Pick every line from the data that holds the word "навіть".
....................
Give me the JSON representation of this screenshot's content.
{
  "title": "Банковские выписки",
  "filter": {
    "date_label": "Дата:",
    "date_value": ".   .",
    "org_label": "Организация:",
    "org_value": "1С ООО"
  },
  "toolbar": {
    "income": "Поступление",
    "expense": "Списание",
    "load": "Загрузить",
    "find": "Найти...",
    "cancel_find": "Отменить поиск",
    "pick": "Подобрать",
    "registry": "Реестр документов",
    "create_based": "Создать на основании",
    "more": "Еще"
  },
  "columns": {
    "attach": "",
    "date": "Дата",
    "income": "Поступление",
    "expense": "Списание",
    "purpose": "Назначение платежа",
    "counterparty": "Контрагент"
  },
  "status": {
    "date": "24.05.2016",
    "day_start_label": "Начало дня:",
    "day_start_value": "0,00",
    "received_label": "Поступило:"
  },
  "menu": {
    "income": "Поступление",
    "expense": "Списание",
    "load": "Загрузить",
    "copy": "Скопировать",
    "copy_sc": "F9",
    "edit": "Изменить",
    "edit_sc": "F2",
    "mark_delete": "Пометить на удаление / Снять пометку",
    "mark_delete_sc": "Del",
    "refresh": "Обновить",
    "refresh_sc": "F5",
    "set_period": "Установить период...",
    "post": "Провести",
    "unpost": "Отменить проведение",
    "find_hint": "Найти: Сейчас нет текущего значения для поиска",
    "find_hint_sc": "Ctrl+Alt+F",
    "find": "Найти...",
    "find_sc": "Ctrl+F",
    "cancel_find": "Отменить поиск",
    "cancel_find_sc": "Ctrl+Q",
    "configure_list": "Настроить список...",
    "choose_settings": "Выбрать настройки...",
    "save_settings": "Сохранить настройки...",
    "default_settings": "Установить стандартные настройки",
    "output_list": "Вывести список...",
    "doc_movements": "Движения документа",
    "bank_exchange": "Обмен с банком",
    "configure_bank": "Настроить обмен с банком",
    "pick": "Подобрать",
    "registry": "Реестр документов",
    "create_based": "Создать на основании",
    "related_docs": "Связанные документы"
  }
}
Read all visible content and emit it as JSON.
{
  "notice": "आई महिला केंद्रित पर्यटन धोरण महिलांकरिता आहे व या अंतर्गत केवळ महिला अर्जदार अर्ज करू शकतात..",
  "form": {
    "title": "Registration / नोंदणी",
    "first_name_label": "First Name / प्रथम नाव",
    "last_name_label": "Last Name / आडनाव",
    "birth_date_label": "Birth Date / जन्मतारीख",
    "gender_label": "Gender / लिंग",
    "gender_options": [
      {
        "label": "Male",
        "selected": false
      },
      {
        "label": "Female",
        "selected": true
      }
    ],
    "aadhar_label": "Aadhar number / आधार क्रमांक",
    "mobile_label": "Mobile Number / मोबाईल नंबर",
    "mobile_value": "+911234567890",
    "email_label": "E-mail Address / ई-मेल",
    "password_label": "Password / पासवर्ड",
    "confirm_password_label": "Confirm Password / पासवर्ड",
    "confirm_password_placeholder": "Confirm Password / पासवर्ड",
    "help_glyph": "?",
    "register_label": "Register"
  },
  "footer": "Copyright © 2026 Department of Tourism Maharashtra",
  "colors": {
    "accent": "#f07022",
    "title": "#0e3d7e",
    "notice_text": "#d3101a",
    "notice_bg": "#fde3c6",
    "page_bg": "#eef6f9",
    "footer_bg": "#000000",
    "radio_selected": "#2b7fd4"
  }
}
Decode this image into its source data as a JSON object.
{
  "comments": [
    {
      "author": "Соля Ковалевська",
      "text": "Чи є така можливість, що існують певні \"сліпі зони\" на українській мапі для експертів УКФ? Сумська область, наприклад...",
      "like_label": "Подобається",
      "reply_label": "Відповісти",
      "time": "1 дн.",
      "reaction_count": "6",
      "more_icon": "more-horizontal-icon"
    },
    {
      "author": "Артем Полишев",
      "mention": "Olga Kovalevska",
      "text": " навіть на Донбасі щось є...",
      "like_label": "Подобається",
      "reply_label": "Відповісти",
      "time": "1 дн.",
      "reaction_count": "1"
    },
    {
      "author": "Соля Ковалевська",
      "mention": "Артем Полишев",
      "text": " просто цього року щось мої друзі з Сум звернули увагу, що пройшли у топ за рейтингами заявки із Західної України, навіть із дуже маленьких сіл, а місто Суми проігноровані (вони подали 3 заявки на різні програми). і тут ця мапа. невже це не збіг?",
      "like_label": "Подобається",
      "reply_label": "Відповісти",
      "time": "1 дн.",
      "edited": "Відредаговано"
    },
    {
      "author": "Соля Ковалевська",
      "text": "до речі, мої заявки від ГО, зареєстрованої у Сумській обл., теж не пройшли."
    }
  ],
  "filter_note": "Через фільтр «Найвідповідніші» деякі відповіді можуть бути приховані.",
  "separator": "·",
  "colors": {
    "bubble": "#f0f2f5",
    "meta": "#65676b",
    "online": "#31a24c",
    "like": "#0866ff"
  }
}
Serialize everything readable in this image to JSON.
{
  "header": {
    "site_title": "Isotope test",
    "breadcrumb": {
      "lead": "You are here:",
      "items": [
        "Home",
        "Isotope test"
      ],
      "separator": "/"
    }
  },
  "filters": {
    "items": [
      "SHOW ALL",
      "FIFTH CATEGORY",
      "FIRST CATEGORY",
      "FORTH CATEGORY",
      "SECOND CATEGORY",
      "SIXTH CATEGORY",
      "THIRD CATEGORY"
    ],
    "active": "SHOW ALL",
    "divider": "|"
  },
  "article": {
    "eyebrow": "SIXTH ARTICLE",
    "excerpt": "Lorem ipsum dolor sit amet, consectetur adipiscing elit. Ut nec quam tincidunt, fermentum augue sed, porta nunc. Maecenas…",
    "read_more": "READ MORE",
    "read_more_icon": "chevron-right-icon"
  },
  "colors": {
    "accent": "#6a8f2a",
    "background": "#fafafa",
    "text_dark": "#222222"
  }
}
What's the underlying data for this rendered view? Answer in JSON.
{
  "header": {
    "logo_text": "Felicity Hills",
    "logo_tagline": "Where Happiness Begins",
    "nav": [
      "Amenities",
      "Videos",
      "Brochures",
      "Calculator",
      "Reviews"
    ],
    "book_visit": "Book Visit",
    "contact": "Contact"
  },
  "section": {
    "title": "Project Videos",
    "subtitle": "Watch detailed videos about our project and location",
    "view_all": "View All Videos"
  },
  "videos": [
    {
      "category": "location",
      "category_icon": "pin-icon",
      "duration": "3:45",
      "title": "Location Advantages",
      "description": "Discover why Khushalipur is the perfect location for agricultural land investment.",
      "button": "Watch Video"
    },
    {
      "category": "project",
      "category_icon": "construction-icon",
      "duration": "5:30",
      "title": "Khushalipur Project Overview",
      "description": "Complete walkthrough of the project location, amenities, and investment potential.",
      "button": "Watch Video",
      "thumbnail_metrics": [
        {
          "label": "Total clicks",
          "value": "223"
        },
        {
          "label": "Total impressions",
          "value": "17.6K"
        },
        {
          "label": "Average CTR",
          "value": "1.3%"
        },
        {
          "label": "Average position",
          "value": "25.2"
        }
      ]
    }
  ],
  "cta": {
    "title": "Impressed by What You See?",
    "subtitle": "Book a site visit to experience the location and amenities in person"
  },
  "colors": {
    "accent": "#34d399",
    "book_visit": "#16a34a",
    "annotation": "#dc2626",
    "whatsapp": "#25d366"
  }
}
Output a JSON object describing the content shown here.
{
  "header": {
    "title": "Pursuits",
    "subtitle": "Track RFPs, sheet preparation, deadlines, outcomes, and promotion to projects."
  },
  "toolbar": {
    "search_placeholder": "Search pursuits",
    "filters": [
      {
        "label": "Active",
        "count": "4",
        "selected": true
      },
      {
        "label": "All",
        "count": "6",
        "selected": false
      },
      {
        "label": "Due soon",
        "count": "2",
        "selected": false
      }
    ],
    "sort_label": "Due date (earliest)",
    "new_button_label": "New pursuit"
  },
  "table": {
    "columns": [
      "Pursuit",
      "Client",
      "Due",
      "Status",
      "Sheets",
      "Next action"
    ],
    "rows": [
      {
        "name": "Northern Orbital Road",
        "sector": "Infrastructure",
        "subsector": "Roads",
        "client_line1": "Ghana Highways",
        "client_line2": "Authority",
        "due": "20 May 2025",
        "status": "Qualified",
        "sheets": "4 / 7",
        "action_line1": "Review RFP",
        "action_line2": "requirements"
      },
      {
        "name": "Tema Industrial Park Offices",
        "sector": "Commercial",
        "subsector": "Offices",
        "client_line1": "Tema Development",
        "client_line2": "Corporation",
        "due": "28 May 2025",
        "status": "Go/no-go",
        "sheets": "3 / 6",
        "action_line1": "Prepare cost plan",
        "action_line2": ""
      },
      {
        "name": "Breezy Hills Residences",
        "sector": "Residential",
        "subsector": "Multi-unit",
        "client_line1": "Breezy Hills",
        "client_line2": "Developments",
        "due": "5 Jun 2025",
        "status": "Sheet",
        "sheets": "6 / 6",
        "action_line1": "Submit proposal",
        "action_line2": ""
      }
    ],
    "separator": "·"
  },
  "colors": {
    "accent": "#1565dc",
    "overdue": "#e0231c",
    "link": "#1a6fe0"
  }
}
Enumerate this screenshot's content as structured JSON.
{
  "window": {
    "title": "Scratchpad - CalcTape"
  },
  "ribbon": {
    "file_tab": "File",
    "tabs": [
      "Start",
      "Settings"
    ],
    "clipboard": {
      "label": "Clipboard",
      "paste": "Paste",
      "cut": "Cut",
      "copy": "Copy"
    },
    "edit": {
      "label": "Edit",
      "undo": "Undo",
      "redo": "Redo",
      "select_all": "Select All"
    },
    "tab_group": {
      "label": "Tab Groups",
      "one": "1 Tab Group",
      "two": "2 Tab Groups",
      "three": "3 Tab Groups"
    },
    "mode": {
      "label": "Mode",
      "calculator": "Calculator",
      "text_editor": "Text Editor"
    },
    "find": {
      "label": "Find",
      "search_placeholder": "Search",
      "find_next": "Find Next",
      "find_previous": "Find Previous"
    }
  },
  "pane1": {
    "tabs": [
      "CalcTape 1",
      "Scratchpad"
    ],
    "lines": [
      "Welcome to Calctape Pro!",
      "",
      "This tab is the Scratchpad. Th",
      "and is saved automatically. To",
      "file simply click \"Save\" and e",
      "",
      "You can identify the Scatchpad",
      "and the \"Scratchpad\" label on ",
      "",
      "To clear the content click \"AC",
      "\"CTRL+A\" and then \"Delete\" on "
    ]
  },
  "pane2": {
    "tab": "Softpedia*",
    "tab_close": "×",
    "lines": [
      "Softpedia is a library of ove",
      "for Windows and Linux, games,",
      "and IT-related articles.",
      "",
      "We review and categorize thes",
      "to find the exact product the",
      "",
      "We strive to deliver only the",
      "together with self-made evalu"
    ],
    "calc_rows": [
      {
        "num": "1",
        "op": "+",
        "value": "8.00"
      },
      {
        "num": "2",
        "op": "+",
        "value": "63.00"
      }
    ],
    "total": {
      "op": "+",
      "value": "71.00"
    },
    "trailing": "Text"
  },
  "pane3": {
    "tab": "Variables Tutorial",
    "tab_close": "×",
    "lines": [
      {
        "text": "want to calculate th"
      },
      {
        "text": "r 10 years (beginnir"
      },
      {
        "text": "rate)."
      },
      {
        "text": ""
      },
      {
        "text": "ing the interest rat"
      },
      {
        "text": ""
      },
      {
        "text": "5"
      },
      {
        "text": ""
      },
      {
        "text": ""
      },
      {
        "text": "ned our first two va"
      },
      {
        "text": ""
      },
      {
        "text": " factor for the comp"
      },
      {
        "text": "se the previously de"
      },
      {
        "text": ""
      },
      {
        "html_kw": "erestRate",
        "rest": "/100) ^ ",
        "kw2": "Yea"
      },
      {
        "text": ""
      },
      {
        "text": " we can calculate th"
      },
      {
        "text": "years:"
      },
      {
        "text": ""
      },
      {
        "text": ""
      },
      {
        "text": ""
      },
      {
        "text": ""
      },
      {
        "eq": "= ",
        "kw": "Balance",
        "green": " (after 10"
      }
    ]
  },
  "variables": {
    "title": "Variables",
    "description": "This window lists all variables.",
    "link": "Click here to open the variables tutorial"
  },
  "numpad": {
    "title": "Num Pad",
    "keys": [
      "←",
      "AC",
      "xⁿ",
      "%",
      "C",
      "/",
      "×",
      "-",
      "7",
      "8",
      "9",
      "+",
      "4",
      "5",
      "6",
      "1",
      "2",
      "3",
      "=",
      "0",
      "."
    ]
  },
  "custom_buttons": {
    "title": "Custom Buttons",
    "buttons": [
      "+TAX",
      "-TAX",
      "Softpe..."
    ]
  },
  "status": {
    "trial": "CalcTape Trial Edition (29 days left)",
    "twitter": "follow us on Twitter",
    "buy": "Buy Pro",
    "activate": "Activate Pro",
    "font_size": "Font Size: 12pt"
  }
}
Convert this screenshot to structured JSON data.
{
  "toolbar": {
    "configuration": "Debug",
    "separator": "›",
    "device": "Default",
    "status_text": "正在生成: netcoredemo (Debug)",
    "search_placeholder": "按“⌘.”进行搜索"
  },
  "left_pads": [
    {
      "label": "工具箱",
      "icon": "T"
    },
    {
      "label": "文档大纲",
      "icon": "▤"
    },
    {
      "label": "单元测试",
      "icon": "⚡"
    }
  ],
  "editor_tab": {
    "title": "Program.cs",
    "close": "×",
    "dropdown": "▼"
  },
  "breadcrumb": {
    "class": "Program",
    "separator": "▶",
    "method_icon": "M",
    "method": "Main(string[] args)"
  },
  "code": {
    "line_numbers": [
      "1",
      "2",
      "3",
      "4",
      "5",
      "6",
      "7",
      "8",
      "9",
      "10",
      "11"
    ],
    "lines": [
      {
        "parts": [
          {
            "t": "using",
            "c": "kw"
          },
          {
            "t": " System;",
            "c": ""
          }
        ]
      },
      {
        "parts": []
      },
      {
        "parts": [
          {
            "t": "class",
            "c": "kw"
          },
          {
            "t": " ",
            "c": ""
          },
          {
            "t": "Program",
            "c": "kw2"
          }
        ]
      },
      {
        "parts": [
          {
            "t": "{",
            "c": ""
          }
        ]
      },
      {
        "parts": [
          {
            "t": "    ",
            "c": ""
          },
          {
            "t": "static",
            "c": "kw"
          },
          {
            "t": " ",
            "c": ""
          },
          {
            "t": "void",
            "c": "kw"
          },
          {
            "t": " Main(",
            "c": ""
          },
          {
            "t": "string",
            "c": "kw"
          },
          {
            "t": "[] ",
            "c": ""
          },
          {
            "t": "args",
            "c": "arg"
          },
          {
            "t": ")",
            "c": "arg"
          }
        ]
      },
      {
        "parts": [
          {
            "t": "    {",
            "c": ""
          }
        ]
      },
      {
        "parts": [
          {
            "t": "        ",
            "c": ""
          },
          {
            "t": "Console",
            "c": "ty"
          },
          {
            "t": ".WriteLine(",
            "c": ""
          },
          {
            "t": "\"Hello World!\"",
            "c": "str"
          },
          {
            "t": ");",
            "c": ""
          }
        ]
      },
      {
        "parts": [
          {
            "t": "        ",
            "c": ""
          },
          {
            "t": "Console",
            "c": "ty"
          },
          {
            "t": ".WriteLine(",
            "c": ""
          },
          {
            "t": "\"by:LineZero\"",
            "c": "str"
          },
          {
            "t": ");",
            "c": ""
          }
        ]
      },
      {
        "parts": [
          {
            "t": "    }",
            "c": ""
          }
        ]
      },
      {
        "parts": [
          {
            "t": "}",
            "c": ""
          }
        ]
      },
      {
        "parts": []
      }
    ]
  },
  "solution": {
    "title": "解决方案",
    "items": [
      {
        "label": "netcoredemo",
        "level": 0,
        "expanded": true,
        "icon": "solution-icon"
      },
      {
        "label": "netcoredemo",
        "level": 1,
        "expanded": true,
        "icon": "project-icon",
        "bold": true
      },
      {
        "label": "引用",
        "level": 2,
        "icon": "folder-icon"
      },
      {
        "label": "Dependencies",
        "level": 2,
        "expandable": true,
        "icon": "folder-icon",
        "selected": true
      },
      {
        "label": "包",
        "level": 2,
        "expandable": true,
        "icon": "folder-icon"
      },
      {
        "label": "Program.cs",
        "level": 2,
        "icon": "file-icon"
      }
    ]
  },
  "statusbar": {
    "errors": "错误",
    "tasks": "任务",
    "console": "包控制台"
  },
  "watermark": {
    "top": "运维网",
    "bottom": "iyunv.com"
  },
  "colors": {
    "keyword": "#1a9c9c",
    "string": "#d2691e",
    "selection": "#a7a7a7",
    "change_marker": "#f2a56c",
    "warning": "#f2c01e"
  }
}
....................
▶ TASK SOLUTION
      "text": " навіть на Донбасі щось є...",
      "text": " просто цього року щось мої друзі з Сум звернули увагу, що пройшли у топ за рейтингами заявки із Західної України, навіть із дуже маленьких сіл, а місто Суми проігноровані (вони подали 3 заявки на різні програми). і тут ця мапа. невже це не збіг?",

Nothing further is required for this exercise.